--- DATA ENTRIES ---
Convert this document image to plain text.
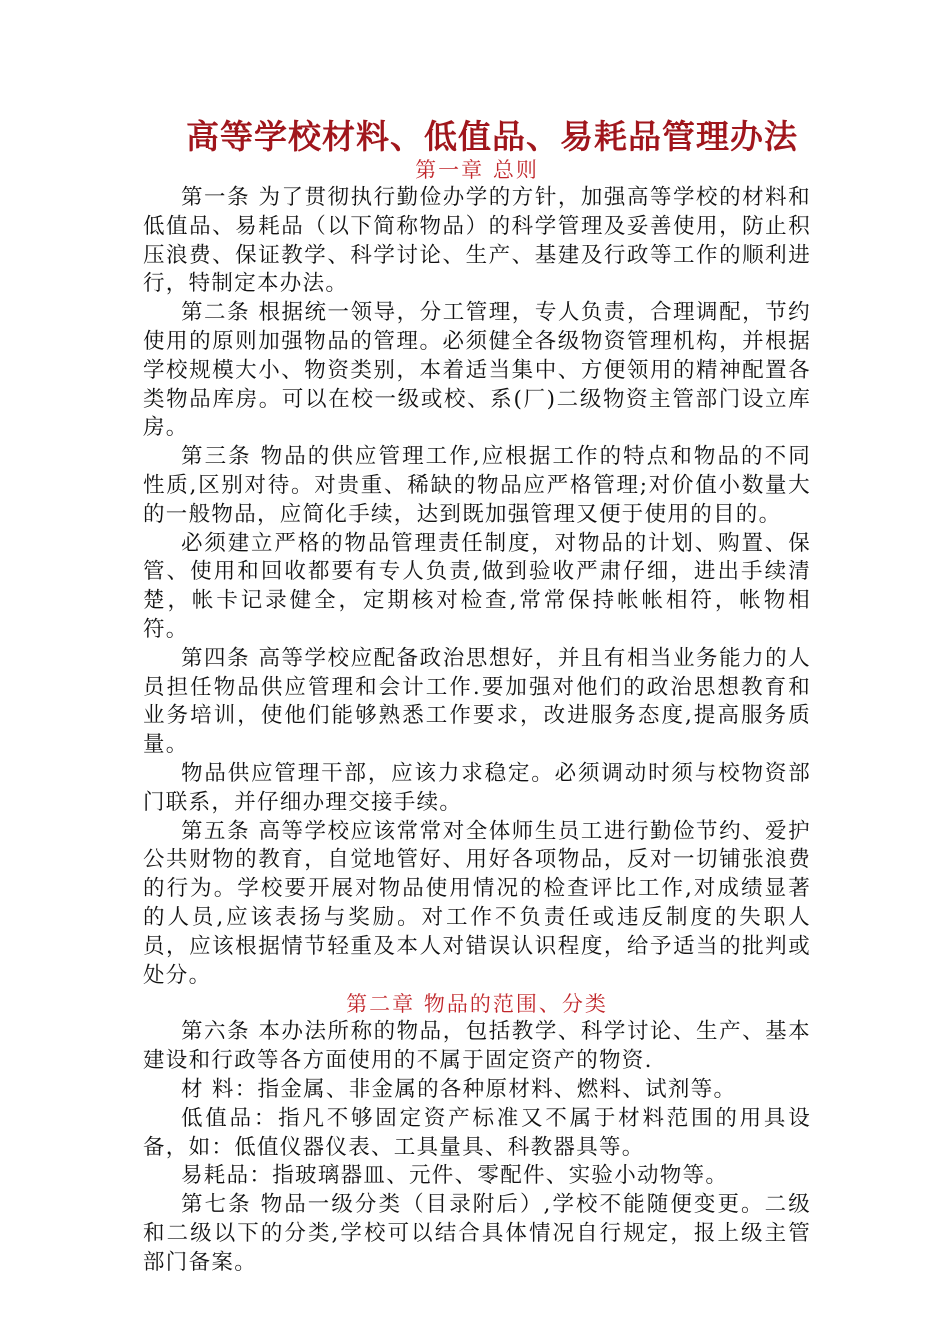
高等学校材料、低值品、易耗品管理办法
第一章 总则

第一条 为了贯彻执行勤俭办学的方针，加强高等学校的材料和低值品、易耗品（以下简称物品）的科学管理及妥善使用，防止积压浪费、保证教学、科学讨论、生产、基建及行政等工作的顺利进行，特制定本办法。

第二条 根据统一领导，分工管理，专人负责，合理调配，节约使用的原则加强物品的管理。必须健全各级物资管理机构，并根据学校规模大小、物资类别，本着适当集中、方便领用的精神配置各类物品库房。可以在校一级或校、系(厂)二级物资主管部门设立库房。

第三条 物品的供应管理工作,应根据工作的特点和物品的不同性质,区别对待。对贵重、稀缺的物品应严格管理;对价值小数量大的一般物品，应简化手续，达到既加强管理又便于使用的目的。

必须建立严格的物品管理责任制度，对物品的计划、购置、保管、使用和回收都要有专人负责,做到验收严肃仔细，进出手续清楚，帐卡记录健全，定期核对检查,常常保持帐帐相符，帐物相符。

第四条 高等学校应配备政治思想好，并且有相当业务能力的人员担任物品供应管理和会计工作.要加强对他们的政治思想教育和业务培训，使他们能够熟悉工作要求，改进服务态度,提高服务质量。

物品供应管理干部，应该力求稳定。必须调动时须与校物资部门联系，并仔细办理交接手续。

第五条 高等学校应该常常对全体师生员工进行勤俭节约、爱护公共财物的教育，自觉地管好、用好各项物品，反对一切铺张浪费的行为。学校要开展对物品使用情况的检查评比工作,对成绩显著的人员,应该表扬与奖励。对工作不负责任或违反制度的失职人员，应该根据情节轻重及本人对错误认识程度，给予适当的批判或处分。

第二章 物品的范围、分类

第六条 本办法所称的物品，包括教学、科学讨论、生产、基本建设和行政等各方面使用的不属于固定资产的物资.

材 料：指金属、非金属的各种原材料、燃料、试剂等。

低值品：指凡不够固定资产标准又不属于材料范围的用具设备，如：低值仪器仪表、工具量具、科教器具等。

易耗品：指玻璃器皿、元件、零配件、实验小动物等。

第七条 物品一级分类（目录附后）,学校不能随便变更。二级和二级以下的分类,学校可以结合具体情况自行规定，报上级主管部门备案。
---
=== TASK DIRECTIONS ===
Pick out every line with the string "科学讨论" and copy it.

=== RESULT OF THE TASK ===
第一条 为了贯彻执行勤俭办学的方针，加强高等学校的材料和低值品、易耗品（以下简称物品）的科学管理及妥善使用，防止积压浪费、保证教学、科学讨论、生产、基建及行政等工作的顺利进行，特制定本办法。
第六条 本办法所称的物品，包括教学、科学讨论、生产、基本建设和行政等各方面使用的不属于固定资产的物资.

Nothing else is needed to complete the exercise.